Marquis introduced the Old Soak in his Sun Dial column in 1914, when the Prohibition movement was picking up steam. His 1921 collection of Old Soak stories was followed in August 1922 with a hit Broadway comedy, “The Old Soak,” based on Clem’s boozy adventures.

The play had a corny and predictable plot — lazy, good-for-nothing husband agrees to leave home in disgrace after the family nest egg vanishes, then confronts the real villain and saves the day — but critics applauded Marquis’ deft writing. Alexander Woollcott, in The New York Times, called the play “gorgeously entertaining,” and drama critic Burns Mantle named “The Old Soak” one of the top 10 productions of the 1922-23 season.

Mantle said Clem Hawley was “representative of all the genial alcoholics, all the winning failures, all the domestic derelicts with weak characters but good hearts, who have both blessed and infested the world from the days of Bacchus to those of Volstead.”

“The Old Soak” ran for 421 performances at New York’s Plymouth Theatre before embarking on three simultaneous national tours. In 1926, Universal Pictures released “The Old Soak” as a silent movie, and in 1937 Clem reappeared in an MGM talkie, “Good Old Soak,” starring the aptly named Wallace Beery.

Today, we fondly recall the Old Soak, and Repeal Day, with a glass or three of our favorite beverage. Cheers, friends! Slainte! Prost! Salud! Na zdravie! L’chaim! Cin cin!

(The accompanying photo, by the way, is a first-ever colorized version of a photo of Don himself in the role of the Old Soak, in a 1926 summer-stock performance in Showhegan, Maine.)

The Don Marquis Double Scotch and Prohibition Society

pattersonStories of Don Marquis sharing drinks and tall stories with his friends are legion. He was a regular at The Players club in New York and other clubs and taverns throughout the 1920s and ’30s, where invariably he was at the center of spirited talk. That camaraderie seems in short supply in our busy modern world, but there’s something we can do about it. And so we propose a new club for today’s legion of Don Marquis fans.

Introducing the Don Marquis Double Scotch and Prohibition Society!

The name borrows from a story recounted by Don’s biographer, Edward Anthony, in his 1962 book, “O Rare Don Marquis,” in which Don, after an extended period of abstinence, boldly walked up to the bar at The Players and declared, “I’ve conquered that goddamn willpower of mine. Give me a double scotch!”

There are other literary clubs and groups focused on the 1920s era, of course. The Dorothy Parker Society calls itself a drinking club with a literary problem, and there’s also the Robert Benchley Society, the scholarly Fitzgerald and Hemingway societies, and the marvelously magnanimous Repeal Society, to name a few. But the Don Marquis Double Scotch and Prohibition Society is our own excuse to gather and talk and drink and talk and tell stories and talk some more.

**EXTRACTED ENTRIES:**
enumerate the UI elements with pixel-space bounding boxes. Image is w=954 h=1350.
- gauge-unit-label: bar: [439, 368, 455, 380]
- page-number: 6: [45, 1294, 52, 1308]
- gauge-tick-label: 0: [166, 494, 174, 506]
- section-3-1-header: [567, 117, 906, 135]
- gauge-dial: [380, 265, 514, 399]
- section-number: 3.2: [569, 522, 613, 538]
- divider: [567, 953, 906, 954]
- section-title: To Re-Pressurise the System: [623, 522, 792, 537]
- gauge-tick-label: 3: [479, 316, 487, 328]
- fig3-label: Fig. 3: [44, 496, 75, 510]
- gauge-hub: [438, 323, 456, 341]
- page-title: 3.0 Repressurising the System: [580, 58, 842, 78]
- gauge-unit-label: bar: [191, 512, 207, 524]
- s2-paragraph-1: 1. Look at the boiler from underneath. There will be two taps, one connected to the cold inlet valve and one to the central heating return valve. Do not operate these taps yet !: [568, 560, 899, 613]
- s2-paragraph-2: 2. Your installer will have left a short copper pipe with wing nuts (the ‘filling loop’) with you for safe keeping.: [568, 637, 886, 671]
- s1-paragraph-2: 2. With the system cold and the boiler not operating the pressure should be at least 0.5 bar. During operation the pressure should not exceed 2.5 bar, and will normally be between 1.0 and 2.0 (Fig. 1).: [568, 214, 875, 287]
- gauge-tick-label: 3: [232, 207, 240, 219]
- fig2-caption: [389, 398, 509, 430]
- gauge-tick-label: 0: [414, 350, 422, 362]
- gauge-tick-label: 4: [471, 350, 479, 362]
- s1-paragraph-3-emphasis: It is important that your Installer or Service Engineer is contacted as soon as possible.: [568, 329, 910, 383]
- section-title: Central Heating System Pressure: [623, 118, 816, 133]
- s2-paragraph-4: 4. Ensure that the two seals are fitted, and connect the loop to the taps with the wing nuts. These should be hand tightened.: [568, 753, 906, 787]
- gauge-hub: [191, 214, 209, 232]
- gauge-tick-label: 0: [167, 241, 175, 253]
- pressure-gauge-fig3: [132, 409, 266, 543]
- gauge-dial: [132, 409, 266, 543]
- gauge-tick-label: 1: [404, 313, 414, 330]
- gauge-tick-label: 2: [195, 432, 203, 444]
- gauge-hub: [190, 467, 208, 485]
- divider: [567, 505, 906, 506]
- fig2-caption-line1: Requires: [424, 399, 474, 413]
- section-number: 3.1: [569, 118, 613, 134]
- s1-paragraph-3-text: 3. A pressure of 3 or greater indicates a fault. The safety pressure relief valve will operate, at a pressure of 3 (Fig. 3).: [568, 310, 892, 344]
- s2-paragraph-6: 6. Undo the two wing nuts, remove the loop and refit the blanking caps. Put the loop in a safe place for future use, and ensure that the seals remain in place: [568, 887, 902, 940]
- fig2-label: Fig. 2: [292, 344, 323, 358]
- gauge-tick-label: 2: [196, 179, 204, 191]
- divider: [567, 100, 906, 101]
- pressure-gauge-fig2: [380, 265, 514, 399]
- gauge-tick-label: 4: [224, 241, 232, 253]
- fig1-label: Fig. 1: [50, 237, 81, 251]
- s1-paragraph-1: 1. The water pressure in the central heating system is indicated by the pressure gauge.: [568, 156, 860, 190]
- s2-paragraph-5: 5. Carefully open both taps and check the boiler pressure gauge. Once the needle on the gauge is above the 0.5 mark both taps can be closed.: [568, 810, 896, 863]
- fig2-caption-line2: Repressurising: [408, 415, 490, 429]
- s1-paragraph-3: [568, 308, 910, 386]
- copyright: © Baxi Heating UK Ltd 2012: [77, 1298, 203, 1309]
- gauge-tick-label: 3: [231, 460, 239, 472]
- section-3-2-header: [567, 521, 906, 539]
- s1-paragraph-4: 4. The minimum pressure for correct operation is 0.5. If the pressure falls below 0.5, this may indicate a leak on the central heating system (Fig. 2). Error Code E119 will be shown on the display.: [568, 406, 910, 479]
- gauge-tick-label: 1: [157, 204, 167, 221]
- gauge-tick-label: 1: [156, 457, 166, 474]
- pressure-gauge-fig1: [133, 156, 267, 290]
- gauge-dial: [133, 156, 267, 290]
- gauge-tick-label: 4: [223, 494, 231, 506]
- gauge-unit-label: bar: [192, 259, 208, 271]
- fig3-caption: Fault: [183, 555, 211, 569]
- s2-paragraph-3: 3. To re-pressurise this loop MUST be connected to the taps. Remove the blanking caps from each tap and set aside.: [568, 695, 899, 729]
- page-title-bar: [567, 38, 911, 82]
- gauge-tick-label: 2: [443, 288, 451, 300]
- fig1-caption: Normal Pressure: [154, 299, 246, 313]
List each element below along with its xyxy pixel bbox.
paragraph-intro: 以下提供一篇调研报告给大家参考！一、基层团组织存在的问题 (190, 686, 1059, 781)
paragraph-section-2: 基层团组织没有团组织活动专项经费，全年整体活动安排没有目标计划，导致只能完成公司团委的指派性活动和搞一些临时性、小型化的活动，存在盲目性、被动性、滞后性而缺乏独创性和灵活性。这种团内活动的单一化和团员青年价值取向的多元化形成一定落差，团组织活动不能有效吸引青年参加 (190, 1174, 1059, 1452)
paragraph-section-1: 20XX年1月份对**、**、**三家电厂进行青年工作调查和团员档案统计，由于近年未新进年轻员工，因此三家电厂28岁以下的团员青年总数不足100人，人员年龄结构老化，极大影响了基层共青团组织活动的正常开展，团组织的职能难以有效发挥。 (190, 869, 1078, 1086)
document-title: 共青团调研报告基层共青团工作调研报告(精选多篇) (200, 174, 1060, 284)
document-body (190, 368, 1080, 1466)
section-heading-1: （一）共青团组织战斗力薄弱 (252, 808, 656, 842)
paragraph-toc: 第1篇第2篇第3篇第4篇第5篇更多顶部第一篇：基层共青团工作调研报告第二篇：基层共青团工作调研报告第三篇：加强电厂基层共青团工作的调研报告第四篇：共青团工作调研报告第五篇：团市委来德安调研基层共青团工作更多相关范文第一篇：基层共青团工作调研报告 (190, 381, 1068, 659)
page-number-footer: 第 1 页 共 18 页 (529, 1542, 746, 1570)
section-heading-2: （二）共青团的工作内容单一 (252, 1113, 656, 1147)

**DIRECTIONS:** List every toast given in the passage about Don Marquis and the Old Soak.

**RESULT BELOW:**
Cheers, friends!
Slainte!
Prost!
Salud!
Na zdravie!
L’chaim!
Cin cin!